All of the material below is to be repeated exactly.

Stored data

* begin *

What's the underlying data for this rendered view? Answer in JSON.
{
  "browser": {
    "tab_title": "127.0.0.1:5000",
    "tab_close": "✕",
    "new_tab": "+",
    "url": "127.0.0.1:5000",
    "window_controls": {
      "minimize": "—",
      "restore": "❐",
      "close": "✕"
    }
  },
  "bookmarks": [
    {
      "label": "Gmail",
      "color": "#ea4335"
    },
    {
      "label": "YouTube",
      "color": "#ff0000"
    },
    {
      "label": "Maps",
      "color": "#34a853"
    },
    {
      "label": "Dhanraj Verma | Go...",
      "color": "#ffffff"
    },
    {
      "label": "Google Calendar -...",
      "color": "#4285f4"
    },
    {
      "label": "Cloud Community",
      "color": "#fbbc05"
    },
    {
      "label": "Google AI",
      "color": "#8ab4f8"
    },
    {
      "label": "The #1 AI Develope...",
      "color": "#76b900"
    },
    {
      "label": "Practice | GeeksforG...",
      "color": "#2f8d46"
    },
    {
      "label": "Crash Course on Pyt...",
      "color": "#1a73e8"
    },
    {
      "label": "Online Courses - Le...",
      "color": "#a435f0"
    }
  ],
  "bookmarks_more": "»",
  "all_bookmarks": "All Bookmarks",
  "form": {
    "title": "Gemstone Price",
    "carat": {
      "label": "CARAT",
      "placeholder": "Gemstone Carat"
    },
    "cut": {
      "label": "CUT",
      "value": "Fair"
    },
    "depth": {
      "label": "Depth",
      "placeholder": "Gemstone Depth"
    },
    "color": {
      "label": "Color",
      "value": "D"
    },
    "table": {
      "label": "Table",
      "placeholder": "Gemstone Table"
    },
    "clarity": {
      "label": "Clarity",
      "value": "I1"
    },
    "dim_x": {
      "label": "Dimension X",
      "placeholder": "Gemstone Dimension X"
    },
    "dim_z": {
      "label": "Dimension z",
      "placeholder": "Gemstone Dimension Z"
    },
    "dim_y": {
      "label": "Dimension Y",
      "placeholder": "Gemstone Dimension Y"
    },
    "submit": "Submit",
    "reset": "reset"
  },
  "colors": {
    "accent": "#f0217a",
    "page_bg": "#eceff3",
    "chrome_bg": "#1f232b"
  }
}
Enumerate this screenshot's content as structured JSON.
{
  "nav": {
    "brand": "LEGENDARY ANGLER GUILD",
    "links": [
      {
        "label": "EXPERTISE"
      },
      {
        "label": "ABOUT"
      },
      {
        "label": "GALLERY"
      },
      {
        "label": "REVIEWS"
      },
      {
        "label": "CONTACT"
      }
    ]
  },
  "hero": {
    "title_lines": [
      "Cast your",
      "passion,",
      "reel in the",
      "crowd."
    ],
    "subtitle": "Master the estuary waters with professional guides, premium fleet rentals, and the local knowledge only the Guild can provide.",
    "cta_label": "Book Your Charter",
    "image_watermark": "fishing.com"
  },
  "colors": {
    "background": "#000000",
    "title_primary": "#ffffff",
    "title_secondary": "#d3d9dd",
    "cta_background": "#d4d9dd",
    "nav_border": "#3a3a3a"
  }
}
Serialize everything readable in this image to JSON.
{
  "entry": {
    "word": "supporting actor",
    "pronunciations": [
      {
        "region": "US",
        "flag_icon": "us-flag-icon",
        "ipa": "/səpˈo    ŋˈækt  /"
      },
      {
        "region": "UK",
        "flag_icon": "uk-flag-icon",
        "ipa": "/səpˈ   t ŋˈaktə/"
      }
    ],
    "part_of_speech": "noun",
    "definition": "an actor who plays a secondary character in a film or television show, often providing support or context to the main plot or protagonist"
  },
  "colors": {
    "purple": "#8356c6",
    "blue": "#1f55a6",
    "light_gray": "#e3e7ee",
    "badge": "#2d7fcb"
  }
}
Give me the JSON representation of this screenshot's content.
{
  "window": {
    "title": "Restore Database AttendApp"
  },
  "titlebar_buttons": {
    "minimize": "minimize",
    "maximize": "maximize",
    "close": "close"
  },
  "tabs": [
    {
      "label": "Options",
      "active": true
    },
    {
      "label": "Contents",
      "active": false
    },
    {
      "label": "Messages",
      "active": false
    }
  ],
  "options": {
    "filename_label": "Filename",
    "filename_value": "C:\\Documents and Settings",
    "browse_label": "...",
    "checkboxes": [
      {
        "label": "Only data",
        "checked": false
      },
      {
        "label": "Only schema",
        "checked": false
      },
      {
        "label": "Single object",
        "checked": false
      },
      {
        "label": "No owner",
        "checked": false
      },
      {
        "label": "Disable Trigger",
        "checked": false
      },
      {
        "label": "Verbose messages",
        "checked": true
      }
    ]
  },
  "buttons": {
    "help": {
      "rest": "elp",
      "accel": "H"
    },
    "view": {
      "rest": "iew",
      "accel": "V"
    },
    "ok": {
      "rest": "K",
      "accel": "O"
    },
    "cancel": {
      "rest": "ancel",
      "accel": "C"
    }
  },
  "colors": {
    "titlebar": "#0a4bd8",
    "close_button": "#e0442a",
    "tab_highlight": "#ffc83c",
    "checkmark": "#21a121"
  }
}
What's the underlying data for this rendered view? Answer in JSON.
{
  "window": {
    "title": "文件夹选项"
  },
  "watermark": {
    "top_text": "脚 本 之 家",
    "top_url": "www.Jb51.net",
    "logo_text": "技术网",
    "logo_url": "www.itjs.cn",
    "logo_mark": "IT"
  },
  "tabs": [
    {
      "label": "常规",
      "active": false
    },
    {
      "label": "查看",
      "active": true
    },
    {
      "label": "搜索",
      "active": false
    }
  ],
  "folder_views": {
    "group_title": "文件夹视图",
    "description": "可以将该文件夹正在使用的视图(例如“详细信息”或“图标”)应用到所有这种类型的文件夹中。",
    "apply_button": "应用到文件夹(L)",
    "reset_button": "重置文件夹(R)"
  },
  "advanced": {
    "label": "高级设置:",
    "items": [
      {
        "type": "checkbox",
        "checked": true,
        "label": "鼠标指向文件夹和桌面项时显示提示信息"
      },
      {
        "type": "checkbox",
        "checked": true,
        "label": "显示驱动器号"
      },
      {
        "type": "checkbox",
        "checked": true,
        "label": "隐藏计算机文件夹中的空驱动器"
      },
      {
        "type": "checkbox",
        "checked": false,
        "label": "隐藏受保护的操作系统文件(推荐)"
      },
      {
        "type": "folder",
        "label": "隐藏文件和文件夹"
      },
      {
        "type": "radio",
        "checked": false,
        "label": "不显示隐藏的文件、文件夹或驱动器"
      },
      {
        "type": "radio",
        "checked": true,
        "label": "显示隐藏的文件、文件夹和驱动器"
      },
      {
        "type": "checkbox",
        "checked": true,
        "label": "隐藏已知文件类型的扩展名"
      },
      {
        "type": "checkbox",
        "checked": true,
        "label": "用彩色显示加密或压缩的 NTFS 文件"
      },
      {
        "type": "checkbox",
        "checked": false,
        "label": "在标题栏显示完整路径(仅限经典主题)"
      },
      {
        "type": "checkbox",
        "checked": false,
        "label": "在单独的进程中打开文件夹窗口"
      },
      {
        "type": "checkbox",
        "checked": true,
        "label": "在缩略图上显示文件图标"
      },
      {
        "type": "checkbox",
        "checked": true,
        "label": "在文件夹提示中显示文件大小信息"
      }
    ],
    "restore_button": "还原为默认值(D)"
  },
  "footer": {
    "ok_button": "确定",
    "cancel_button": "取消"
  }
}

* end *

THE RESPONSE
What's the underlying data for this rendered view? Answer in JSON.
{
  "browser": {
    "tab_title": "127.0.0.1:5000",
    "tab_close": "✕",
    "new_tab": "+",
    "url": "127.0.0.1:5000",
    "window_controls": {
      "minimize": "—",
      "restore": "❐",
      "close": "✕"
    }
  },
  "bookmarks": [
    {
      "label": "Gmail",
      "color": "#ea4335"
    },
    {
      "label": "YouTube",
      "color": "#ff0000"
    },
    {
      "label": "Maps",
      "color": "#34a853"
    },
    {
      "label": "Dhanraj Verma | Go...",
      "color": "#ffffff"
    },
    {
      "label": "Google Calendar -...",
      "color": "#4285f4"
    },
    {
      "label": "Cloud Community",
      "color": "#fbbc05"
    },
    {
      "label": "Google AI",
      "color": "#8ab4f8"
    },
    {
      "label": "The #1 AI Develope...",
      "color": "#76b900"
    },
    {
      "label": "Practice | GeeksforG...",
      "color": "#2f8d46"
    },
    {
      "label": "Crash Course on Pyt...",
      "color": "#1a73e8"
    },
    {
      "label": "Online Courses - Le...",
      "color": "#a435f0"
    }
  ],
  "bookmarks_more": "»",
  "all_bookmarks": "All Bookmarks",
  "form": {
    "title": "Gemstone Price",
    "carat": {
      "label": "CARAT",
      "placeholder": "Gemstone Carat"
    },
    "cut": {
      "label": "CUT",
      "value": "Fair"
    },
    "depth": {
      "label": "Depth",
      "placeholder": "Gemstone Depth"
    },
    "color": {
      "label": "Color",
      "value": "D"
    },
    "table": {
      "label": "Table",
      "placeholder": "Gemstone Table"
    },
    "clarity": {
      "label": "Clarity",
      "value": "I1"
    },
    "dim_x": {
      "label": "Dimension X",
      "placeholder": "Gemstone Dimension X"
    },
    "dim_z": {
      "label": "Dimension z",
      "placeholder": "Gemstone Dimension Z"
    },
    "dim_y": {
      "label": "Dimension Y",
      "placeholder": "Gemstone Dimension Y"
    },
    "submit": "Submit",
    "reset": "reset"
  },
  "colors": {
    "accent": "#f0217a",
    "page_bg": "#eceff3",
    "chrome_bg": "#1f232b"
  }
}
Enumerate this screenshot's content as structured JSON.
{
  "nav": {
    "brand": "LEGENDARY ANGLER GUILD",
    "links": [
      {
        "label": "EXPERTISE"
      },
      {
        "label": "ABOUT"
      },
      {
        "label": "GALLERY"
      },
      {
        "label": "REVIEWS"
      },
      {
        "label": "CONTACT"
      }
    ]
  },
  "hero": {
    "title_lines": [
      "Cast your",
      "passion,",
      "reel in the",
      "crowd."
    ],
    "subtitle": "Master the estuary waters with professional guides, premium fleet rentals, and the local knowledge only the Guild can provide.",
    "cta_label": "Book Your Charter",
    "image_watermark": "fishing.com"
  },
  "colors": {
    "background": "#000000",
    "title_primary": "#ffffff",
    "title_secondary": "#d3d9dd",
    "cta_background": "#d4d9dd",
    "nav_border": "#3a3a3a"
  }
}
Serialize everything readable in this image to JSON.
{
  "entry": {
    "word": "supporting actor",
    "pronunciations": [
      {
        "region": "US",
        "flag_icon": "us-flag-icon",
        "ipa": "/səpˈo    ŋˈækt  /"
      },
      {
        "region": "UK",
        "flag_icon": "uk-flag-icon",
        "ipa": "/səpˈ   t ŋˈaktə/"
      }
    ],
    "part_of_speech": "noun",
    "definition": "an actor who plays a secondary character in a film or television show, often providing support or context to the main plot or protagonist"
  },
  "colors": {
    "purple": "#8356c6",
    "blue": "#1f55a6",
    "light_gray": "#e3e7ee",
    "badge": "#2d7fcb"
  }
}
Give me the JSON representation of this screenshot's content.
{
  "window": {
    "title": "Restore Database AttendApp"
  },
  "titlebar_buttons": {
    "minimize": "minimize",
    "maximize": "maximize",
    "close": "close"
  },
  "tabs": [
    {
      "label": "Options",
      "active": true
    },
    {
      "label": "Contents",
      "active": false
    },
    {
      "label": "Messages",
      "active": false
    }
  ],
  "options": {
    "filename_label": "Filename",
    "filename_value": "C:\\Documents and Settings",
    "browse_label": "...",
    "checkboxes": [
      {
        "label": "Only data",
        "checked": false
      },
      {
        "label": "Only schema",
        "checked": false
      },
      {
        "label": "Single object",
        "checked": false
      },
      {
        "label": "No owner",
        "checked": false
      },
      {
        "label": "Disable Trigger",
        "checked": false
      },
      {
        "label": "Verbose messages",
        "checked": true
      }
    ]
  },
  "buttons": {
    "help": {
      "rest": "elp",
      "accel": "H"
    },
    "view": {
      "rest": "iew",
      "accel": "V"
    },
    "ok": {
      "rest": "K",
      "accel": "O"
    },
    "cancel": {
      "rest": "ancel",
      "accel": "C"
    }
  },
  "colors": {
    "titlebar": "#0a4bd8",
    "close_button": "#e0442a",
    "tab_highlight": "#ffc83c",
    "checkmark": "#21a121"
  }
}
What's the underlying data for this rendered view? Answer in JSON.
{
  "window": {
    "title": "文件夹选项"
  },
  "watermark": {
    "top_text": "脚 本 之 家",
    "top_url": "www.Jb51.net",
    "logo_text": "技术网",
    "logo_url": "www.itjs.cn",
    "logo_mark": "IT"
  },
  "tabs": [
    {
      "label": "常规",
      "active": false
    },
    {
      "label": "查看",
      "active": true
    },
    {
      "label": "搜索",
      "active": false
    }
  ],
  "folder_views": {
    "group_title": "文件夹视图",
    "description": "可以将该文件夹正在使用的视图(例如“详细信息”或“图标”)应用到所有这种类型的文件夹中。",
    "apply_button": "应用到文件夹(L)",
    "reset_button": "重置文件夹(R)"
  },
  "advanced": {
    "label": "高级设置:",
    "items": [
      {
        "type": "checkbox",
        "checked": true,
        "label": "鼠标指向文件夹和桌面项时显示提示信息"
      },
      {
        "type": "checkbox",
        "checked": true,
        "label": "显示驱动器号"
      },
      {
        "type": "checkbox",
        "checked": true,
        "label": "隐藏计算机文件夹中的空驱动器"
      },
      {
        "type": "checkbox",
        "checked": false,
        "label": "隐藏受保护的操作系统文件(推荐)"
      },
      {
        "type": "folder",
        "label": "隐藏文件和文件夹"
      },
      {
        "type": "radio",
        "checked": false,
        "label": "不显示隐藏的文件、文件夹或驱动器"
      },
      {
        "type": "radio",
        "checked": true,
        "label": "显示隐藏的文件、文件夹和驱动器"
      },
      {
        "type": "checkbox",
        "checked": true,
        "label": "隐藏已知文件类型的扩展名"
      },
      {
        "type": "checkbox",
        "checked": true,
        "label": "用彩色显示加密或压缩的 NTFS 文件"
      },
      {
        "type": "checkbox",
        "checked": false,
        "label": "在标题栏显示完整路径(仅限经典主题)"
      },
      {
        "type": "checkbox",
        "checked": false,
        "label": "在单独的进程中打开文件夹窗口"
      },
      {
        "type": "checkbox",
        "checked": true,
        "label": "在缩略图上显示文件图标"
      },
      {
        "type": "checkbox",
        "checked": true,
        "label": "在文件夹提示中显示文件大小信息"
      }
    ],
    "restore_button": "还原为默认值(D)"
  },
  "footer": {
    "ok_button": "确定",
    "cancel_button": "取消"
  }
}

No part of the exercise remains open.